> [WHAT YOU ARE ASKED TO DO]:
Wherever a line holds the string "duration", copy that line.

= = = =

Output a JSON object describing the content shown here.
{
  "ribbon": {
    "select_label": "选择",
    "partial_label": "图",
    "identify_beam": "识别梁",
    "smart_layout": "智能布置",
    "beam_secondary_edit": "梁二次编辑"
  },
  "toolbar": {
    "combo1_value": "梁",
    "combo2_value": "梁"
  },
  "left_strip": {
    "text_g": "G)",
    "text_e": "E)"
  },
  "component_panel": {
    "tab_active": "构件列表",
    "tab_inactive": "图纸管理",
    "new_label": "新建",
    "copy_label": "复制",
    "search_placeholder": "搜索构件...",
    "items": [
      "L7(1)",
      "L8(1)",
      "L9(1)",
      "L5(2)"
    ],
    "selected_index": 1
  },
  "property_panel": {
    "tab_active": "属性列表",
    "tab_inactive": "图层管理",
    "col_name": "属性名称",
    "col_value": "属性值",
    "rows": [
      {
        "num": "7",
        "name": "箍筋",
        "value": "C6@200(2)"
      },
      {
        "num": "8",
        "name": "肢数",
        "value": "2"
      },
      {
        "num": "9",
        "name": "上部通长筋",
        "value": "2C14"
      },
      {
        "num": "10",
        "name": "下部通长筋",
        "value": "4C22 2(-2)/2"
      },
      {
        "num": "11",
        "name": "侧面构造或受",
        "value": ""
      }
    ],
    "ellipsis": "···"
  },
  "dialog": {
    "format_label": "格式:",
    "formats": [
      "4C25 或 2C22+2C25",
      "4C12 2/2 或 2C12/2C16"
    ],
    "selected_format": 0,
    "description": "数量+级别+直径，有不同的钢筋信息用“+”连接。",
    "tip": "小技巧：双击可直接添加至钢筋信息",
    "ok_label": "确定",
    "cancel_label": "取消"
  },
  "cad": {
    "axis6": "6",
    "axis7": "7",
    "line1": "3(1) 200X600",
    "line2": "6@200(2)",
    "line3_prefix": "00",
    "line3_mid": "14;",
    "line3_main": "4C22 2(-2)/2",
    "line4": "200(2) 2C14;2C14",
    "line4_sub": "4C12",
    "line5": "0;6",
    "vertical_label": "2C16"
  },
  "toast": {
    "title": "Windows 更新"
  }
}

= = = =

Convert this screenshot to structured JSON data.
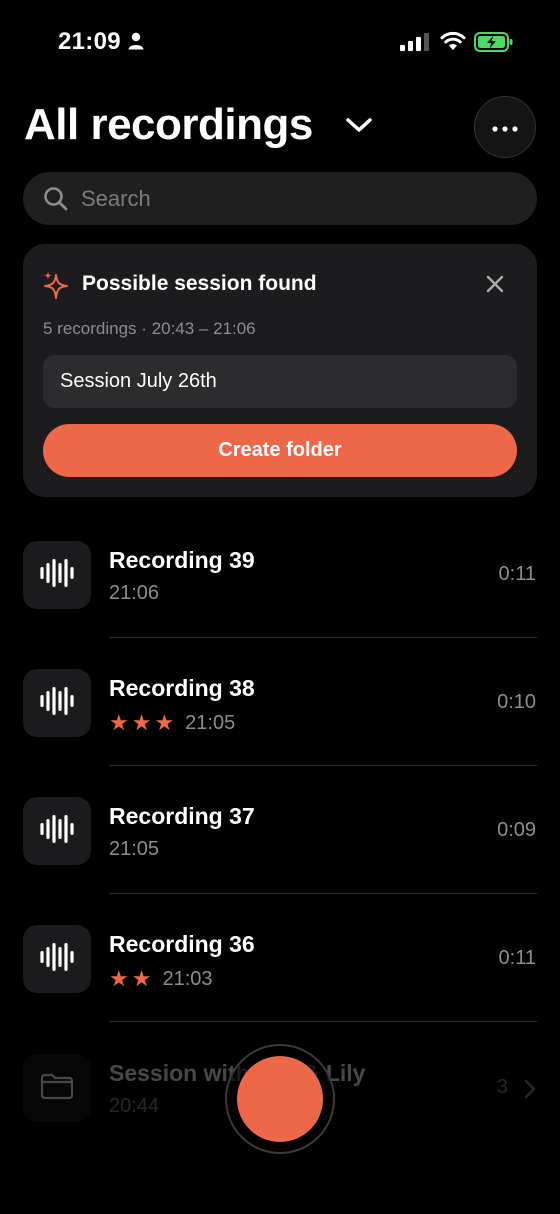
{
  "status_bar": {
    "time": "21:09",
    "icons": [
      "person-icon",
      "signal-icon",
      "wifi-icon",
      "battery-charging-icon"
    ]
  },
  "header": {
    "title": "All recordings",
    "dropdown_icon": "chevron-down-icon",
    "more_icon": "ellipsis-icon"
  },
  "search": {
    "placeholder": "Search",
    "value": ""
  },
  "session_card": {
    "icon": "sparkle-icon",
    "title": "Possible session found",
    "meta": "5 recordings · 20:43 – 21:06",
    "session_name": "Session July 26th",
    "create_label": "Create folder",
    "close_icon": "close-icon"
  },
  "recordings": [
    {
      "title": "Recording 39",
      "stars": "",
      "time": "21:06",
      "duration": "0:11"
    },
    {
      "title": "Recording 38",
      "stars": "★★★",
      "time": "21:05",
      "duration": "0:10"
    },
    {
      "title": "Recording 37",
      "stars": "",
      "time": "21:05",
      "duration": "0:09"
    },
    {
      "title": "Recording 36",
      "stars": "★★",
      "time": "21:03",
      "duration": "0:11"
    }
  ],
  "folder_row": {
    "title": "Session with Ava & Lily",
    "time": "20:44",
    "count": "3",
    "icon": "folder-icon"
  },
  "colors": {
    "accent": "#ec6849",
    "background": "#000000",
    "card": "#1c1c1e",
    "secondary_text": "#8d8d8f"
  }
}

= = = =

> [WRITTEN RESPONSE]:
      "duration": "0:11"
      "duration": "0:10"
      "duration": "0:09"
      "duration": "0:11"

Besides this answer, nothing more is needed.